- **Objective**:
Lines containing the word "bottom" need to be counted. Please reply with how many there are, and nothing else.

————

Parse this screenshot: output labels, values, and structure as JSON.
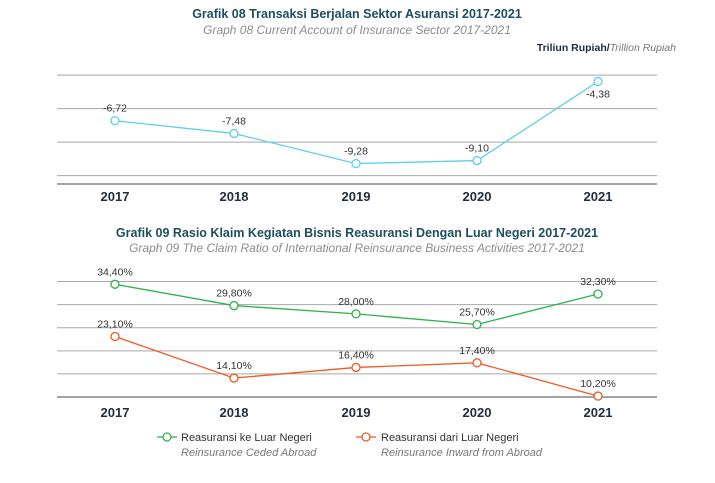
{
  "chart_data": [
    {
      "type": "line",
      "title": "Grafik 08 Transaksi Berjalan Sektor Asuransi 2017-2021",
      "subtitle": "Graph 08 Current Account of Insurance Sector 2017-2021",
      "unit_main": "Triliun Rupiah/",
      "unit_sub": "Trillion Rupiah",
      "categories": [
        "2017",
        "2018",
        "2019",
        "2020",
        "2021"
      ],
      "series": [
        {
          "values": [
            -6.72,
            -7.48,
            -9.28,
            -9.1,
            -4.38
          ],
          "labels": [
            "-6,72",
            "-7,48",
            "-9,28",
            "-9,10",
            "-4,38"
          ],
          "color": "#5fd0e8"
        }
      ],
      "ylim": [
        -10.5,
        -3.75
      ],
      "grid": true,
      "legend": "none"
    },
    {
      "type": "line",
      "title": "Grafik 09 Rasio Klaim Kegiatan Bisnis Reasuransi Dengan Luar Negeri 2017-2021",
      "subtitle": "Graph 09 The Claim Ratio of International Reinsurance Business Activities 2017-2021",
      "categories": [
        "2017",
        "2018",
        "2019",
        "2020",
        "2021"
      ],
      "series": [
        {
          "name": "Reasuransi ke Luar Negeri",
          "name_en": "Reinsurance Ceded Abroad",
          "values": [
            34.4,
            29.8,
            28.0,
            25.7,
            32.3
          ],
          "labels": [
            "34,40%",
            "29,80%",
            "28,00%",
            "25,70%",
            "32,30%"
          ],
          "color": "#2eb24a"
        },
        {
          "name": "Reasuransi dari Luar Negeri",
          "name_en": "Reinsurance Inward from Abroad",
          "values": [
            23.1,
            14.1,
            16.4,
            17.4,
            10.2
          ],
          "labels": [
            "23,10%",
            "14,10%",
            "16,40%",
            "17,40%",
            "10,20%"
          ],
          "color": "#ef5a28"
        }
      ],
      "ylim": [
        10,
        37.5
      ],
      "grid": true,
      "legend": "bottom"
    }
  ]
}
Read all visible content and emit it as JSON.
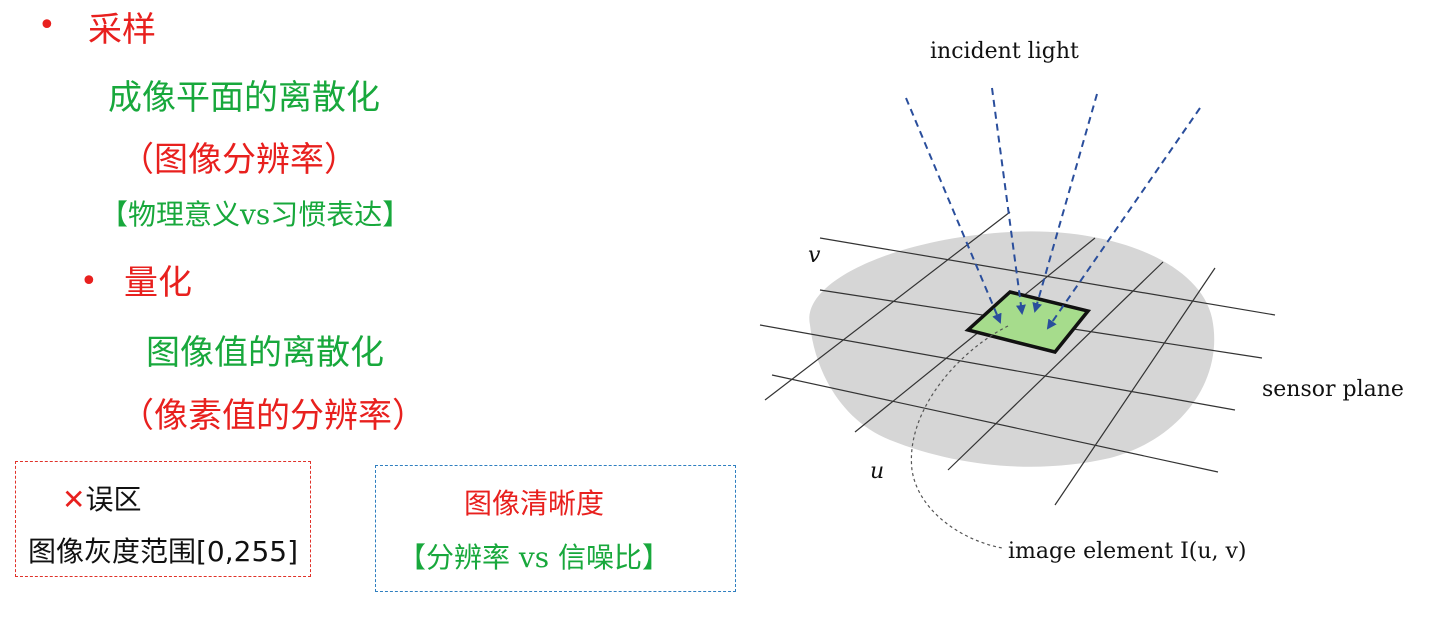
{
  "left": {
    "bullet1": {
      "marker": "•",
      "label": "采样"
    },
    "line1": "成像平面的离散化",
    "line2": "（图像分辨率）",
    "line3": "【物理意义vs习惯表达】",
    "bullet2": {
      "marker": "•",
      "label": "量化"
    },
    "line4": "图像值的离散化",
    "line5": "（像素值的分辨率）"
  },
  "misconception_box": {
    "icon": "✕",
    "title": "误区",
    "text": "图像灰度范围[0,255]"
  },
  "clarity_box": {
    "title": "图像清晰度",
    "text": "【分辨率 vs 信噪比】"
  },
  "diagram": {
    "incident_label": "incident light",
    "v_label": "v",
    "u_label": "u",
    "sensor_label": "sensor plane",
    "element_label": "image element I(u, v)",
    "colors": {
      "plane": "#d6d6d6",
      "pixel_fill": "#a6dc8c",
      "ray": "#2a4e9c"
    }
  }
}
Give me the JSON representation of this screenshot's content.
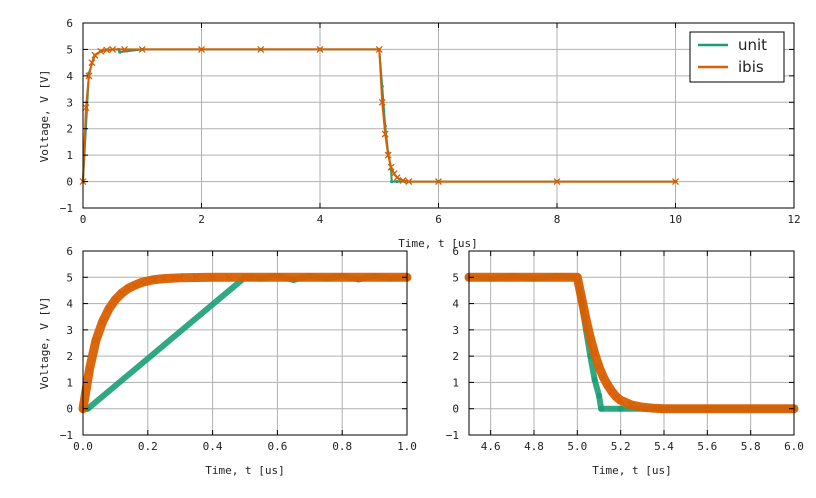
{
  "chart_data": [
    {
      "id": "top",
      "type": "line",
      "title": "",
      "xlabel": "Time, t [us]",
      "ylabel": "Voltage, V [V]",
      "xlim": [
        0,
        12
      ],
      "ylim": [
        -1,
        6
      ],
      "xticks": [
        0,
        2,
        4,
        6,
        8,
        10,
        12
      ],
      "yticks": [
        -1,
        0,
        1,
        2,
        3,
        4,
        5,
        6
      ],
      "xtick_labels": [
        "0",
        "2",
        "4",
        "6",
        "8",
        "10",
        "12"
      ],
      "ytick_labels": [
        "−1",
        "0",
        "1",
        "2",
        "3",
        "4",
        "5",
        "6"
      ],
      "grid": true,
      "legend": {
        "position": "top-right",
        "entries": [
          "unit",
          "ibis"
        ]
      },
      "series": [
        {
          "name": "unit",
          "color": "#1b9e77",
          "marker": "o",
          "x": [
            0,
            0.1,
            0.2,
            0.3,
            0.4,
            0.6,
            0.62,
            1.0,
            2.0,
            3.0,
            4.0,
            5.0,
            5.05,
            5.1,
            5.15,
            5.2,
            5.21,
            5.3,
            6,
            8,
            10
          ],
          "y": [
            0,
            4.1,
            4.78,
            4.93,
            4.98,
            5.0,
            4.9,
            5.0,
            5.0,
            5.0,
            5.0,
            5.0,
            3.6,
            2.1,
            1.1,
            0.45,
            0.0,
            0.0,
            0.0,
            0.0,
            0.0
          ]
        },
        {
          "name": "ibis",
          "color": "#d95f02",
          "marker": "x",
          "x": [
            0,
            0.05,
            0.1,
            0.15,
            0.2,
            0.3,
            0.4,
            0.5,
            0.7,
            1.0,
            2.0,
            3.0,
            4.0,
            5.0,
            5.05,
            5.1,
            5.15,
            5.2,
            5.25,
            5.3,
            5.4,
            5.5,
            6,
            8,
            10
          ],
          "y": [
            0,
            2.8,
            4.0,
            4.5,
            4.78,
            4.93,
            4.98,
            5.0,
            5.0,
            5.0,
            5.0,
            5.0,
            5.0,
            5.0,
            3.0,
            1.8,
            1.0,
            0.55,
            0.3,
            0.15,
            0.04,
            0.0,
            0.0,
            0.0,
            0.0
          ]
        }
      ]
    },
    {
      "id": "bottom-left",
      "type": "line",
      "title": "",
      "xlabel": "Time, t [us]",
      "ylabel": "Voltage, V [V]",
      "xlim": [
        0,
        1.0
      ],
      "ylim": [
        -1,
        6
      ],
      "xticks": [
        0,
        0.2,
        0.4,
        0.6,
        0.8,
        1.0
      ],
      "yticks": [
        -1,
        0,
        1,
        2,
        3,
        4,
        5,
        6
      ],
      "xtick_labels": [
        "0.0",
        "0.2",
        "0.4",
        "0.6",
        "0.8",
        "1.0"
      ],
      "ytick_labels": [
        "−1",
        "0",
        "1",
        "2",
        "3",
        "4",
        "5",
        "6"
      ],
      "grid": true,
      "series": [
        {
          "name": "unit",
          "color": "#1b9e77",
          "marker": "o",
          "x": [
            0,
            0.01,
            0.015,
            0.5,
            0.52,
            0.55,
            0.6,
            0.65,
            0.7,
            0.75,
            0.8,
            0.85,
            0.9,
            0.95,
            1.0
          ],
          "y": [
            0,
            0,
            0,
            5.0,
            5.0,
            4.95,
            5.05,
            4.9,
            5.05,
            4.95,
            5.05,
            4.92,
            5.05,
            4.95,
            5.0
          ]
        },
        {
          "name": "ibis",
          "color": "#d95f02",
          "marker": "x",
          "x": [
            0,
            0.02,
            0.04,
            0.06,
            0.08,
            0.1,
            0.12,
            0.14,
            0.16,
            0.18,
            0.2,
            0.22,
            0.25,
            0.28,
            0.3,
            0.35,
            0.4,
            0.45,
            0.5,
            1.0
          ],
          "y": [
            0,
            1.5,
            2.6,
            3.3,
            3.8,
            4.15,
            4.4,
            4.58,
            4.7,
            4.8,
            4.86,
            4.91,
            4.95,
            4.97,
            4.98,
            4.99,
            5.0,
            5.0,
            5.0,
            5.0
          ]
        }
      ]
    },
    {
      "id": "bottom-right",
      "type": "line",
      "title": "",
      "xlabel": "Time, t [us]",
      "ylabel": "",
      "xlim": [
        4.5,
        6.0
      ],
      "ylim": [
        -1,
        6
      ],
      "xticks": [
        4.6,
        4.8,
        5.0,
        5.2,
        5.4,
        5.6,
        5.8,
        6.0
      ],
      "yticks": [
        -1,
        0,
        1,
        2,
        3,
        4,
        5,
        6
      ],
      "xtick_labels": [
        "4.6",
        "4.8",
        "5.0",
        "5.2",
        "5.4",
        "5.6",
        "5.8",
        "6.0"
      ],
      "ytick_labels": [
        "−1",
        "0",
        "1",
        "2",
        "3",
        "4",
        "5",
        "6"
      ],
      "grid": true,
      "series": [
        {
          "name": "unit",
          "color": "#1b9e77",
          "marker": "o",
          "x": [
            4.5,
            4.6,
            4.7,
            4.8,
            4.9,
            5.0,
            5.02,
            5.04,
            5.06,
            5.08,
            5.1,
            5.11,
            5.2,
            5.4,
            5.6,
            5.8,
            6.0
          ],
          "y": [
            5.0,
            4.95,
            5.05,
            4.95,
            5.05,
            5.0,
            4.0,
            3.0,
            2.0,
            1.1,
            0.5,
            0.0,
            0.0,
            0.0,
            0.0,
            0.0,
            0.0
          ]
        },
        {
          "name": "ibis",
          "color": "#d95f02",
          "marker": "x",
          "x": [
            4.5,
            4.7,
            4.9,
            5.0,
            5.02,
            5.04,
            5.06,
            5.08,
            5.1,
            5.12,
            5.14,
            5.16,
            5.18,
            5.2,
            5.25,
            5.3,
            5.35,
            5.4,
            5.6,
            6.0
          ],
          "y": [
            5.0,
            5.0,
            5.0,
            5.0,
            4.2,
            3.4,
            2.7,
            2.1,
            1.6,
            1.2,
            0.9,
            0.65,
            0.45,
            0.32,
            0.14,
            0.06,
            0.02,
            0.0,
            0.0,
            0.0
          ]
        }
      ]
    }
  ],
  "legend_colors": {
    "unit": "#1b9e77",
    "ibis": "#d95f02"
  }
}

————

- **Worked solution**:
3